--- Records to use ---
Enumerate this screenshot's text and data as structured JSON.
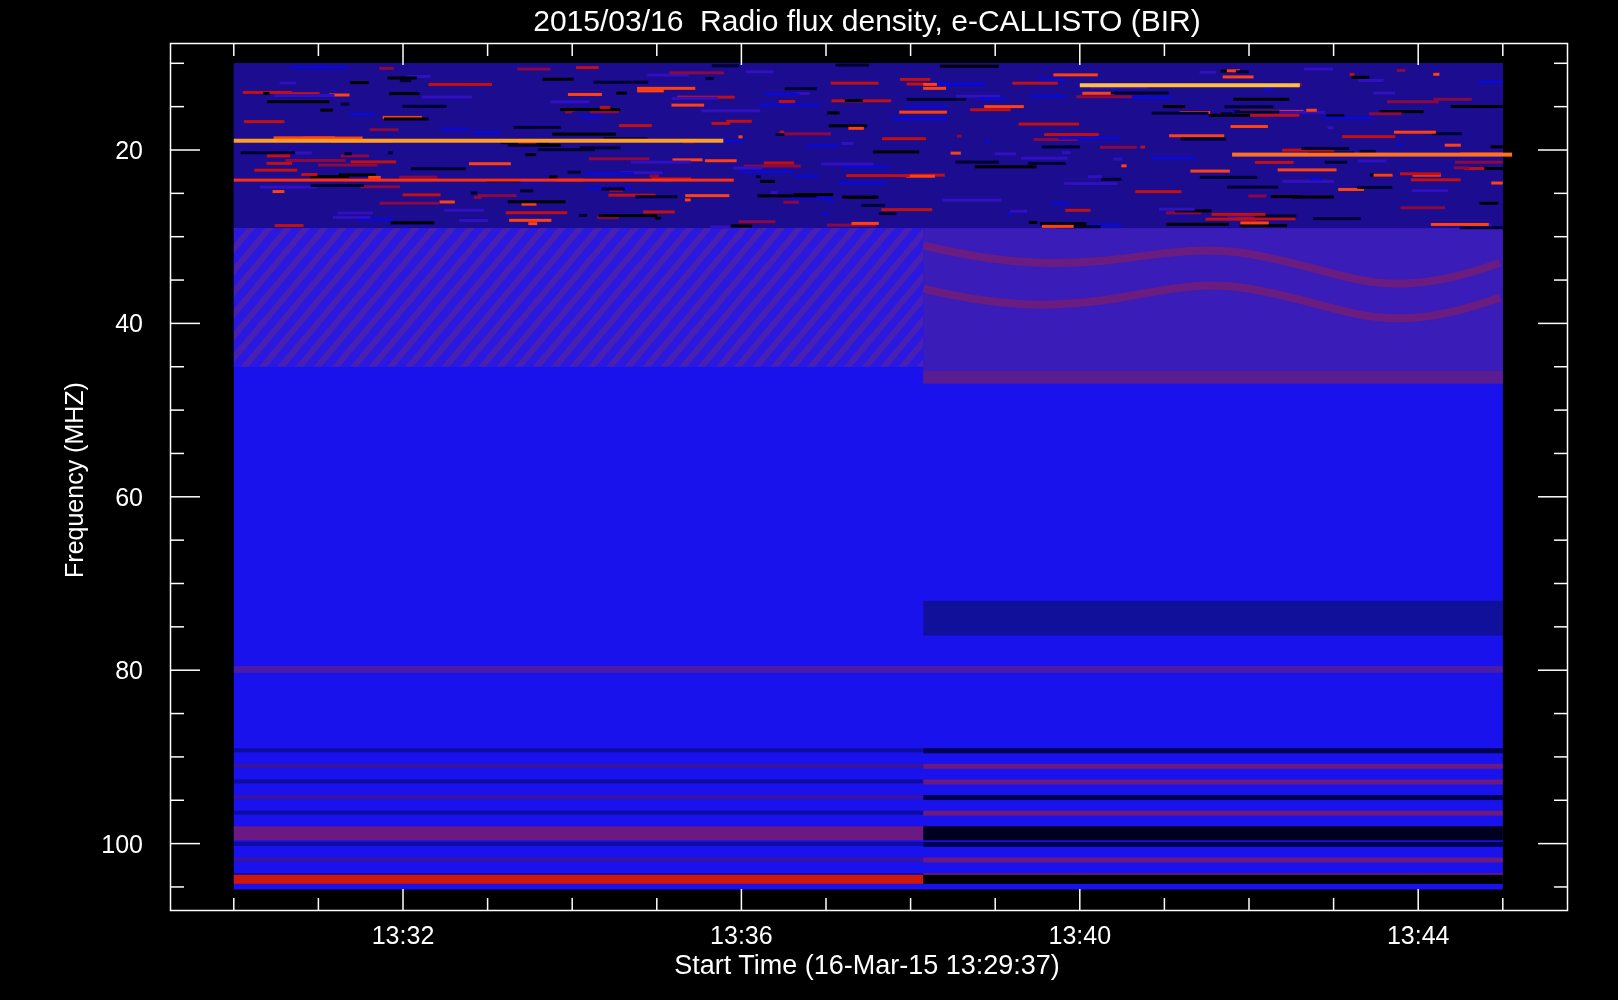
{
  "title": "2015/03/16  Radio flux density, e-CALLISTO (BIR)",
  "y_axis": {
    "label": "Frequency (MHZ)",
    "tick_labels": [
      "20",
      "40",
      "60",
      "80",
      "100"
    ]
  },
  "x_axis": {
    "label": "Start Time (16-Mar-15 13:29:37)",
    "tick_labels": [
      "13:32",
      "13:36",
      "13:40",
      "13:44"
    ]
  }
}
---
Exercise requirements =
An exact transcription of all the entries is required, without the pictures.

Correct output =
Enumerate this screenshot's text and data as structured JSON.
{
  "title": "2015/03/16  Radio flux density, e-CALLISTO (BIR)",
  "y_axis": {
    "label": "Frequency (MHZ)",
    "tick_labels": [
      "20",
      "40",
      "60",
      "80",
      "100"
    ]
  },
  "x_axis": {
    "label": "Start Time (16-Mar-15 13:29:37)",
    "tick_labels": [
      "13:32",
      "13:36",
      "13:40",
      "13:44"
    ]
  }
}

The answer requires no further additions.